What is required: Copy every line from the records below that holds the word "title".

Dataset listings of figures
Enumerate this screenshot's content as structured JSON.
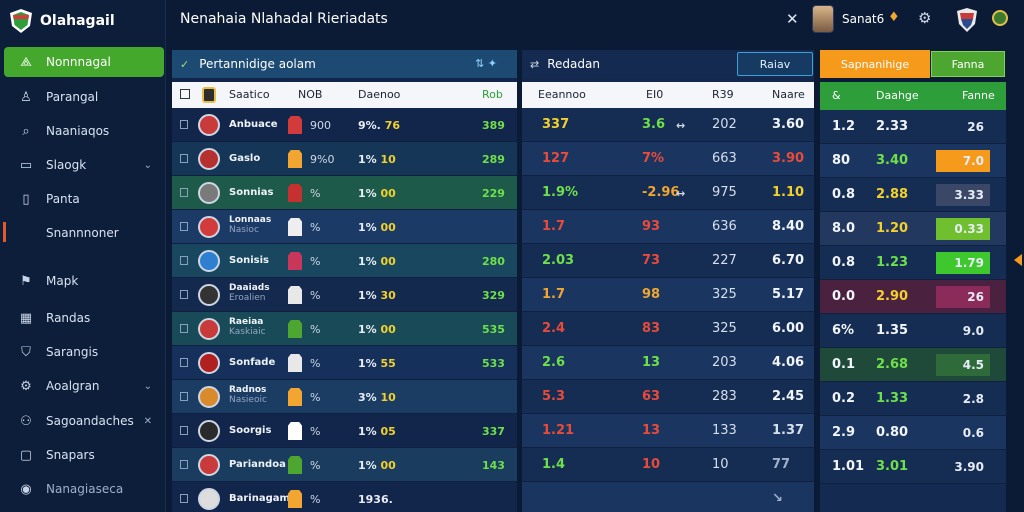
{
  "brand": {
    "name": "Olahagail"
  },
  "sidebar": {
    "items": [
      {
        "label": "Nonnnagal",
        "icon": "leaf-icon",
        "active": true
      },
      {
        "label": "Parangal",
        "icon": "person-icon"
      },
      {
        "label": "Naaniaqos",
        "icon": "search-icon"
      },
      {
        "label": "Slaogk",
        "icon": "grid-icon",
        "chevron": true
      },
      {
        "label": "Panta",
        "icon": "document-icon"
      },
      {
        "label": "Snannnoner",
        "icon": "marker-icon"
      },
      {
        "label": "Mapk",
        "icon": "flag-icon"
      },
      {
        "label": "Randas",
        "icon": "chart-icon"
      },
      {
        "label": "Sarangis",
        "icon": "shield-icon"
      },
      {
        "label": "Aoalgran",
        "icon": "settings-icon",
        "chevron": true
      },
      {
        "label": "Sagoandaches",
        "icon": "users-icon",
        "close": true
      },
      {
        "label": "Snapars",
        "icon": "chat-icon"
      },
      {
        "label": "Nanagiaseca",
        "icon": "user-circle-icon"
      }
    ]
  },
  "topbar": {
    "title": "Nenahaia Nlahadal Rieriadats",
    "close_icon": "close-icon",
    "user_name": "Sanat6"
  },
  "panel1": {
    "title": "Pertannidige aolam",
    "cols": {
      "team": "Saatico",
      "c1": "NOB",
      "c2": "Daenoo",
      "c3": "Rob"
    },
    "rows": [
      {
        "name": "Anbuace",
        "c1": "900",
        "c2": "9%.",
        "c2b": "76",
        "c3": "389",
        "ico": "#c93a3a",
        "kit": "#d23b3b"
      },
      {
        "name": "Gaslo",
        "c1": "9%0",
        "c2": "1%",
        "c2b": "10",
        "c3": "289",
        "ico": "#b73030",
        "kit": "#f2a531"
      },
      {
        "name": "Sonnias",
        "c1": "%",
        "c2": "1%",
        "c2b": "00",
        "c3": "229",
        "ico": "#7a7a7a",
        "kit": "#c53030"
      },
      {
        "name": "Lonnaas",
        "sub": "Nasioc",
        "c1": "%",
        "c2": "1%",
        "c2b": "00",
        "c3": "",
        "ico": "#d23b3b",
        "kit": "#eeeeee"
      },
      {
        "name": "Sonisis",
        "c1": "%",
        "c2": "1%",
        "c2b": "00",
        "c3": "280",
        "ico": "#2e7fd0",
        "kit": "#c8365a"
      },
      {
        "name": "Daaiads",
        "sub": "Eroalien",
        "c1": "%",
        "c2": "1%",
        "c2b": "30",
        "c3": "329",
        "ico": "#333333",
        "kit": "#e8e8e8"
      },
      {
        "name": "Raeiaa",
        "sub": "Kaskiaic",
        "c1": "%",
        "c2": "1%",
        "c2b": "00",
        "c3": "535",
        "ico": "#c93a3a",
        "kit": "#4da62f"
      },
      {
        "name": "Sonfade",
        "c1": "%",
        "c2": "1%",
        "c2b": "55",
        "c3": "533",
        "ico": "#b02020",
        "kit": "#e8e8e8"
      },
      {
        "name": "Radnos",
        "sub": "Nasieoic",
        "c1": "%",
        "c2": "3%",
        "c2b": "10",
        "c3": "",
        "ico": "#d98a2b",
        "kit": "#f2a531"
      },
      {
        "name": "Soorgis",
        "c1": "%",
        "c2": "1%",
        "c2b": "05",
        "c3": "337",
        "ico": "#2a2a2a",
        "kit": "#ffffff"
      },
      {
        "name": "Pariandoa",
        "c1": "%",
        "c2": "1%",
        "c2b": "00",
        "c3": "143",
        "ico": "#c93a3a",
        "kit": "#4da62f"
      },
      {
        "name": "Barinagam",
        "c1": "%",
        "c2": "1936.",
        "c2b": "",
        "c3": "",
        "ico": "#dddddd",
        "kit": "#f2a531"
      }
    ]
  },
  "panel2": {
    "title": "Redadan",
    "cols": {
      "a": "Eeannoo",
      "b": "EI0",
      "c": "R39",
      "d": "Naare"
    },
    "rows": [
      {
        "v1": "337",
        "v1c": "#f2d12e",
        "v2": "3.6",
        "v2c": "#6fe04a",
        "arrow": "↔",
        "v3": "202",
        "v4": "3.60",
        "v4c": "#f2f5fa"
      },
      {
        "v1": "127",
        "v1c": "#e84b3a",
        "v2": "7%",
        "v2c": "#e84b3a",
        "arrow": "",
        "v3": "663",
        "v4": "3.90",
        "v4c": "#e84b3a"
      },
      {
        "v1": "1.9%",
        "v1c": "#6fe04a",
        "v2": "-2.96",
        "v2c": "#f2a531",
        "arrow": "↔",
        "v3": "975",
        "v4": "1.10",
        "v4c": "#f2d12e"
      },
      {
        "v1": "1.7",
        "v1c": "#e84b3a",
        "v2": "93",
        "v2c": "#e84b3a",
        "arrow": "",
        "v3": "636",
        "v4": "8.40",
        "v4c": "#f2f5fa"
      },
      {
        "v1": "2.03",
        "v1c": "#6fe04a",
        "v2": "73",
        "v2c": "#e84b3a",
        "arrow": "",
        "v3": "227",
        "v4": "6.70",
        "v4c": "#f2f5fa"
      },
      {
        "v1": "1.7",
        "v1c": "#f2a531",
        "v2": "98",
        "v2c": "#f2a531",
        "arrow": "",
        "v3": "325",
        "v4": "5.17",
        "v4c": "#f2f5fa"
      },
      {
        "v1": "2.4",
        "v1c": "#e84b3a",
        "v2": "83",
        "v2c": "#e84b3a",
        "arrow": "",
        "v3": "325",
        "v4": "6.00",
        "v4c": "#f2f5fa"
      },
      {
        "v1": "2.6",
        "v1c": "#6fe04a",
        "v2": "13",
        "v2c": "#6fe04a",
        "arrow": "",
        "v3": "203",
        "v4": "4.06",
        "v4c": "#f2f5fa"
      },
      {
        "v1": "5.3",
        "v1c": "#e84b3a",
        "v2": "63",
        "v2c": "#e84b3a",
        "arrow": "",
        "v3": "283",
        "v4": "2.45",
        "v4c": "#f2f5fa"
      },
      {
        "v1": "1.21",
        "v1c": "#e84b3a",
        "v2": "13",
        "v2c": "#e84b3a",
        "arrow": "",
        "v3": "133",
        "v4": "1.37",
        "v4c": "#d6dfec"
      },
      {
        "v1": "1.4",
        "v1c": "#6fe04a",
        "v2": "10",
        "v2c": "#e84b3a",
        "arrow": "",
        "v3": "10",
        "v4": "77",
        "v4c": "#9fb0cc"
      },
      {
        "v1": "",
        "v1c": "#f2f5fa",
        "v2": "",
        "v2c": "#f2f5fa",
        "arrow": "",
        "v3": "",
        "v4": "↘",
        "v4c": "#9fb0cc"
      }
    ]
  },
  "buttons": {
    "filter": "Raiav",
    "orange": "Sapnanihige",
    "green": "Fanna"
  },
  "panel3": {
    "cols": {
      "a": "&",
      "b": "Daahge",
      "c": "Fanne"
    },
    "rows": [
      {
        "a": "1.2",
        "b": "2.33",
        "bc": "#f2f5fa",
        "c": "26",
        "box": ""
      },
      {
        "a": "80",
        "b": "3.40",
        "bc": "#6fe04a",
        "c": "7.0",
        "box": "#f59a1b"
      },
      {
        "a": "0.8",
        "b": "2.88",
        "bc": "#f2d12e",
        "c": "3.33",
        "box": "#3a4766"
      },
      {
        "a": "8.0",
        "b": "1.20",
        "bc": "#f2d12e",
        "c": "0.33",
        "box": "#6fbf2e"
      },
      {
        "a": "0.8",
        "b": "1.23",
        "bc": "#6fe04a",
        "c": "1.79",
        "box": "#3ec82e"
      },
      {
        "a": "0.0",
        "b": "2.90",
        "bc": "#f2d12e",
        "c": "26",
        "box": "#8b2b5a"
      },
      {
        "a": "6%",
        "b": "1.35",
        "bc": "#f2f5fa",
        "c": "9.0",
        "box": ""
      },
      {
        "a": "0.1",
        "b": "2.68",
        "bc": "#6fe04a",
        "c": "4.5",
        "box": "#2f6b3a"
      },
      {
        "a": "0.2",
        "b": "1.33",
        "bc": "#6fe04a",
        "c": "2.8",
        "box": ""
      },
      {
        "a": "2.9",
        "b": "0.80",
        "bc": "#f2f5fa",
        "c": "0.6",
        "box": ""
      },
      {
        "a": "1.01",
        "b": "3.01",
        "bc": "#6fe04a",
        "c": "3.90",
        "box": ""
      }
    ]
  }
}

Response to the exercise:
    "title": "Nenahaia Nlahadal Rieriadats",
    "title": "Pertannidige aolam",
    "title": "Redadan",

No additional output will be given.